> **Layout coordinate data**
====
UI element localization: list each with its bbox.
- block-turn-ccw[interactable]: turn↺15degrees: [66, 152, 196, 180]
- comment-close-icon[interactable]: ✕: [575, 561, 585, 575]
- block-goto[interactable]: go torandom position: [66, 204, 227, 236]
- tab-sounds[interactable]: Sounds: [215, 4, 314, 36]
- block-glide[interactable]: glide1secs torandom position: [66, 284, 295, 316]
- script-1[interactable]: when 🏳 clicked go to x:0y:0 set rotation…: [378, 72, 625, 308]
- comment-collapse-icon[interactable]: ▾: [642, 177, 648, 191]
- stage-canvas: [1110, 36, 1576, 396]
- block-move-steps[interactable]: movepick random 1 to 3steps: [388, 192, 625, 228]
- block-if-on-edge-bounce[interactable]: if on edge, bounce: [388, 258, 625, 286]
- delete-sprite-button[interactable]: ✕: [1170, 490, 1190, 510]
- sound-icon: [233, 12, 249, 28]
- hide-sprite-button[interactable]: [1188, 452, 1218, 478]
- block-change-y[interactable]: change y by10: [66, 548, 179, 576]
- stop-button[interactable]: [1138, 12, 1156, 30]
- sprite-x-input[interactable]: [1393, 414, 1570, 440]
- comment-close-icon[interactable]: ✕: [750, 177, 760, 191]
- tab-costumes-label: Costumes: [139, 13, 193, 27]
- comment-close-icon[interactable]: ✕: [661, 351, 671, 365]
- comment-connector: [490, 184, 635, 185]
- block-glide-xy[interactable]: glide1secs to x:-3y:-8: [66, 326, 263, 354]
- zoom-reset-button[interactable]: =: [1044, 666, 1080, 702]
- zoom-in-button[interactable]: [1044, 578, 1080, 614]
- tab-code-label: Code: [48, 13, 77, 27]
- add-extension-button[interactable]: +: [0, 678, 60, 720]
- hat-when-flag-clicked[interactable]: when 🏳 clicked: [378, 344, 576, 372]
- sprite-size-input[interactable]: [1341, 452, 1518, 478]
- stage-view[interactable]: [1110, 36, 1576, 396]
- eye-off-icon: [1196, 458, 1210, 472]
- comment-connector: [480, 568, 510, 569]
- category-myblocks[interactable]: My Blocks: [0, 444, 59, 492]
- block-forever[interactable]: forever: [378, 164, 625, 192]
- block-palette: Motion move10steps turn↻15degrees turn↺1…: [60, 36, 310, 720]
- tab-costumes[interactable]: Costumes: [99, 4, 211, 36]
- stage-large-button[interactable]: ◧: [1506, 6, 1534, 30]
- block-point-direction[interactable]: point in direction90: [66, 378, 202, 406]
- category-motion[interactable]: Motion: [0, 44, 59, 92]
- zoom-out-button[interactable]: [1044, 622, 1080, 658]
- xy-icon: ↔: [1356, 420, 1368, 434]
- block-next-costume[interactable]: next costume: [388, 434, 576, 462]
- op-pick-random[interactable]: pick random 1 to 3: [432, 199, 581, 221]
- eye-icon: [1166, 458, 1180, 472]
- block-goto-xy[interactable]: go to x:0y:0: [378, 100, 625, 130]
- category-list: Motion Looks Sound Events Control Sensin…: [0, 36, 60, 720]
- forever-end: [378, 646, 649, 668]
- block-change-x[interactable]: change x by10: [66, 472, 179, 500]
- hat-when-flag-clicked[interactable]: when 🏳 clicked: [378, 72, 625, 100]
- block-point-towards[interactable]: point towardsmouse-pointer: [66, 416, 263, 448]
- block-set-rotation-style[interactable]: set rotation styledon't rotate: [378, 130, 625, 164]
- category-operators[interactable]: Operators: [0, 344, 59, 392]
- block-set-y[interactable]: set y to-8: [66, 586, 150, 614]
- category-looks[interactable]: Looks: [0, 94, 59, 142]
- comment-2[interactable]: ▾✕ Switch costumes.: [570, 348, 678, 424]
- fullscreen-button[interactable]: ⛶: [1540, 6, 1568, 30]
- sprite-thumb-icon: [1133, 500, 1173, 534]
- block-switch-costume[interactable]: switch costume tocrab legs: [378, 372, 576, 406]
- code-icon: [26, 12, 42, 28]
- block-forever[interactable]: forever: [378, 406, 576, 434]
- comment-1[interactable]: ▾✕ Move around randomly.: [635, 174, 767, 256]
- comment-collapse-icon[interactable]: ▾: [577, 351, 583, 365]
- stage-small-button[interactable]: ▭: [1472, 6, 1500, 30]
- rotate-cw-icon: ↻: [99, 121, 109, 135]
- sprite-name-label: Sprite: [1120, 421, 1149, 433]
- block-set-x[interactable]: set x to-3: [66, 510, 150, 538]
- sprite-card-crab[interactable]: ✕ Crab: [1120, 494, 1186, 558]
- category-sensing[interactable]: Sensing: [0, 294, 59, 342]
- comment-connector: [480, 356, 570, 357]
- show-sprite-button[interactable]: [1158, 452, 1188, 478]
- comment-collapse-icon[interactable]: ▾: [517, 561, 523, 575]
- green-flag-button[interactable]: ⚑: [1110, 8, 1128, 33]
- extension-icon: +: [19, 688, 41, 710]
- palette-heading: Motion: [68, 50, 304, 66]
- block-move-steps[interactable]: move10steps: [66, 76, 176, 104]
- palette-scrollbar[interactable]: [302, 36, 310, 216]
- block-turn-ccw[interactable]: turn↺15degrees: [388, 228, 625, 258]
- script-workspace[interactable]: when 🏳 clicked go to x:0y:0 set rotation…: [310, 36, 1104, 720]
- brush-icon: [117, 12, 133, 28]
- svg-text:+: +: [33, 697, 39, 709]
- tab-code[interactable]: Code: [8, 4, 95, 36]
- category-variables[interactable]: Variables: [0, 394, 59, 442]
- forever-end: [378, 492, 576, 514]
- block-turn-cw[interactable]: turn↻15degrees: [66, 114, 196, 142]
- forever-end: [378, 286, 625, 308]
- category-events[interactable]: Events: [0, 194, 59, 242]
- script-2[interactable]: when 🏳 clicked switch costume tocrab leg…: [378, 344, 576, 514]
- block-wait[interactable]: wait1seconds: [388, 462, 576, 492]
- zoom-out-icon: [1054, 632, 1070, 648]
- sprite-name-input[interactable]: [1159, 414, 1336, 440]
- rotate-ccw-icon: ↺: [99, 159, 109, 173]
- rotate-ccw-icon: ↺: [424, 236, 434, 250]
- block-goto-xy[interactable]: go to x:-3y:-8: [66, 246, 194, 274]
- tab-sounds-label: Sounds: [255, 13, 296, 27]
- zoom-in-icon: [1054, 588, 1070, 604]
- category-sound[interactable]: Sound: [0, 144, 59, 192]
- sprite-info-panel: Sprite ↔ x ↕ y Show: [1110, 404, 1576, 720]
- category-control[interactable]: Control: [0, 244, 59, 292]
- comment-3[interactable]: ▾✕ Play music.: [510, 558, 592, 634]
====
> **OBJECTIVE**
Reproduce the items from the first line through the line containing "- stage-view[interactable]: [1110, 36, 1576, 396]", inclusive. Swap every occurrence of "comment-close-icon" for "comment-dismiss-icon" and leave everything else unchanged.

> **RIGHT ANSWER**
UI element localization: list each with its bbox.
- block-turn-ccw[interactable]: turn↺15degrees: [66, 152, 196, 180]
- comment-dismiss-icon[interactable]: ✕: [575, 561, 585, 575]
- block-goto[interactable]: go torandom position: [66, 204, 227, 236]
- tab-sounds[interactable]: Sounds: [215, 4, 314, 36]
- block-glide[interactable]: glide1secs torandom position: [66, 284, 295, 316]
- script-1[interactable]: when 🏳 clicked go to x:0y:0 set rotation…: [378, 72, 625, 308]
- comment-collapse-icon[interactable]: ▾: [642, 177, 648, 191]
- stage-canvas: [1110, 36, 1576, 396]
- block-move-steps[interactable]: movepick random 1 to 3steps: [388, 192, 625, 228]
- block-if-on-edge-bounce[interactable]: if on edge, bounce: [388, 258, 625, 286]
- delete-sprite-button[interactable]: ✕: [1170, 490, 1190, 510]
- sound-icon: [233, 12, 249, 28]
- hide-sprite-button[interactable]: [1188, 452, 1218, 478]
- block-change-y[interactable]: change y by10: [66, 548, 179, 576]
- stop-button[interactable]: [1138, 12, 1156, 30]
- sprite-x-input[interactable]: [1393, 414, 1570, 440]
- comment-dismiss-icon[interactable]: ✕: [750, 177, 760, 191]
- tab-costumes-label: Costumes: [139, 13, 193, 27]
- comment-dismiss-icon[interactable]: ✕: [661, 351, 671, 365]
- comment-connector: [490, 184, 635, 185]
- block-glide-xy[interactable]: glide1secs to x:-3y:-8: [66, 326, 263, 354]
- zoom-reset-button[interactable]: =: [1044, 666, 1080, 702]
- zoom-in-button[interactable]: [1044, 578, 1080, 614]
- tab-code-label: Code: [48, 13, 77, 27]
- add-extension-button[interactable]: +: [0, 678, 60, 720]
- hat-when-flag-clicked[interactable]: when 🏳 clicked: [378, 344, 576, 372]
- sprite-size-input[interactable]: [1341, 452, 1518, 478]
- stage-view[interactable]: [1110, 36, 1576, 396]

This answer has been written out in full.